Task directions: Find every line in the records below that holds the word "following" and copy it.

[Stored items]
= = = =
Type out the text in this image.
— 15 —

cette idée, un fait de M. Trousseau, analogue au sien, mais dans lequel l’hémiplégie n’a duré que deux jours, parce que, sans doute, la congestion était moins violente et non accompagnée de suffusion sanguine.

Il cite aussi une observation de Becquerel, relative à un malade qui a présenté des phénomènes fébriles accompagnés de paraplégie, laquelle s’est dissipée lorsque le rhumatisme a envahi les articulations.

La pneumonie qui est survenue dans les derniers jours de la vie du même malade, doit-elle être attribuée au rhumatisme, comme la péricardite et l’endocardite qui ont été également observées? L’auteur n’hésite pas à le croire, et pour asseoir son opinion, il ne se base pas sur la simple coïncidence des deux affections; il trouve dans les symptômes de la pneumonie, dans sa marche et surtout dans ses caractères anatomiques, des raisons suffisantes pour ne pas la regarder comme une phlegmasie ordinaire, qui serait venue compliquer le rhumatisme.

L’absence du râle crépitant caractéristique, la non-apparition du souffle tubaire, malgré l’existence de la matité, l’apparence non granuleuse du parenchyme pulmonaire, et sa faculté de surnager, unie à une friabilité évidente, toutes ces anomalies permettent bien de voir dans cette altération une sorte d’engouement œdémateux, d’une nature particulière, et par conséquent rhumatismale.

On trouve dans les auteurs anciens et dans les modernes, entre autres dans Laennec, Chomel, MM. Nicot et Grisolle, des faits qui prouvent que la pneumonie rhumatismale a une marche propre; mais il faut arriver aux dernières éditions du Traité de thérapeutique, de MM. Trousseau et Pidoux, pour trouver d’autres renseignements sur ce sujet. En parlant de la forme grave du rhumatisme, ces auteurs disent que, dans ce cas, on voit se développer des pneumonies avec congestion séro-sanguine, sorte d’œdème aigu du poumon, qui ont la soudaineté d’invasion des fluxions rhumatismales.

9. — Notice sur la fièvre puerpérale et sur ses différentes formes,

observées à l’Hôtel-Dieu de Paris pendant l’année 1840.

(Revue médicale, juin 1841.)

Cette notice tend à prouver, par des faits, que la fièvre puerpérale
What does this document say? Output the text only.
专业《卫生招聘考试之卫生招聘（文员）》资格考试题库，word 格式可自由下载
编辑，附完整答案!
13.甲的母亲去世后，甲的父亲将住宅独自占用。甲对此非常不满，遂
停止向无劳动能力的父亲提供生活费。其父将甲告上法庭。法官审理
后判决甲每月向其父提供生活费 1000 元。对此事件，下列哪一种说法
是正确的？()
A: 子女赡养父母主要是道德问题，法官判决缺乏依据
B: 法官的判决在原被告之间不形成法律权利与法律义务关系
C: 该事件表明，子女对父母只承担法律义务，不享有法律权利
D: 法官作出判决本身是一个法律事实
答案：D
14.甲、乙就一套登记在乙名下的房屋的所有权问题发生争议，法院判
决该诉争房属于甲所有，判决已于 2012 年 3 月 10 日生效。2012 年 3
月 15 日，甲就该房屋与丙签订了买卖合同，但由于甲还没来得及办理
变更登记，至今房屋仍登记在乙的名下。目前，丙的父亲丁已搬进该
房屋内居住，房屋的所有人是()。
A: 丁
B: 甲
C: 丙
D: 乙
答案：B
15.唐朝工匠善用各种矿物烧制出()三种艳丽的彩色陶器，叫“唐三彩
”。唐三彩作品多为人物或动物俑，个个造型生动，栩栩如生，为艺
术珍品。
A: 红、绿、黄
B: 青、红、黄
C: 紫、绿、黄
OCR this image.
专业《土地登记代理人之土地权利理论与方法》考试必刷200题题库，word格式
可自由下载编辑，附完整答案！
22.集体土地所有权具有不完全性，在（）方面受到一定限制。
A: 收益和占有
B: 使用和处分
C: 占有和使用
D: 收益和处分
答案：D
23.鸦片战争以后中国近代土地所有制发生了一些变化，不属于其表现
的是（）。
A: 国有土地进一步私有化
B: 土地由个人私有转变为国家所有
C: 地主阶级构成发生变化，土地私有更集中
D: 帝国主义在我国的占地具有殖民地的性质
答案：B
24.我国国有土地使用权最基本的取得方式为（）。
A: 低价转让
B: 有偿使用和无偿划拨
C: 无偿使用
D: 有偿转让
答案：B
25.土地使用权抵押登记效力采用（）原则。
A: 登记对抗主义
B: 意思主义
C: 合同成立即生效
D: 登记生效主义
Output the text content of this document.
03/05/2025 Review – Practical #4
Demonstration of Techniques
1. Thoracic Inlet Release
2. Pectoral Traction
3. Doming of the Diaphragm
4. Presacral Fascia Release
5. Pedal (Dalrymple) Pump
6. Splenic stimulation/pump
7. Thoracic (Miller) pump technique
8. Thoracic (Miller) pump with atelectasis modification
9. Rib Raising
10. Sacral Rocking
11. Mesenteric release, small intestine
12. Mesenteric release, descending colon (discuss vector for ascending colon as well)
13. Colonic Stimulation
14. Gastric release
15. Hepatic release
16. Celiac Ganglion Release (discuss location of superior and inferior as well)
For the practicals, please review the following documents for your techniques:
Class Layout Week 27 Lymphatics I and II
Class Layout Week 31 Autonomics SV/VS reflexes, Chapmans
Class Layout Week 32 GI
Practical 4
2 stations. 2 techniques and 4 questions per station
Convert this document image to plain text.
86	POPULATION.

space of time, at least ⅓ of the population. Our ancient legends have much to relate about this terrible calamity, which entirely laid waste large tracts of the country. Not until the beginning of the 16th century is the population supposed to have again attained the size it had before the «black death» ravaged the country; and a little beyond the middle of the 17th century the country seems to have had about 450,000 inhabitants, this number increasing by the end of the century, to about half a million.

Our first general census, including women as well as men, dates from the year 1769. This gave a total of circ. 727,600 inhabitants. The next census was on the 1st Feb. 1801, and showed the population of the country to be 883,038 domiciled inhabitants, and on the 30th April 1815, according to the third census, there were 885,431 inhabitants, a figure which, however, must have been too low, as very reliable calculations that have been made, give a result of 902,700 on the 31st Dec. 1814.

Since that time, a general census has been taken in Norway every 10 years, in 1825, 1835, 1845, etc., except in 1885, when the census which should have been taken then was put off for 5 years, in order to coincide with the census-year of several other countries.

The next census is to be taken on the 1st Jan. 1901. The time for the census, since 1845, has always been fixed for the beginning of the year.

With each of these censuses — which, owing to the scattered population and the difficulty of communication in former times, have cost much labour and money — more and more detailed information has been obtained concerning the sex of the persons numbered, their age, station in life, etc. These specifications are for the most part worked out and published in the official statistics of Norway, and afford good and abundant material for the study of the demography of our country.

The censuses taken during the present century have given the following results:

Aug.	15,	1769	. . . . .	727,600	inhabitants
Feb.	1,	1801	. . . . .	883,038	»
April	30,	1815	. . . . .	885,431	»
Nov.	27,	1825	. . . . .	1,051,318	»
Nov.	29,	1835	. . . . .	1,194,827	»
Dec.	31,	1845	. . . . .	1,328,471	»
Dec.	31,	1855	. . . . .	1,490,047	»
= = = =
Complete answer:
For the practicals, please review the following documents for your techniques:
The censuses taken during the present century have given the following results:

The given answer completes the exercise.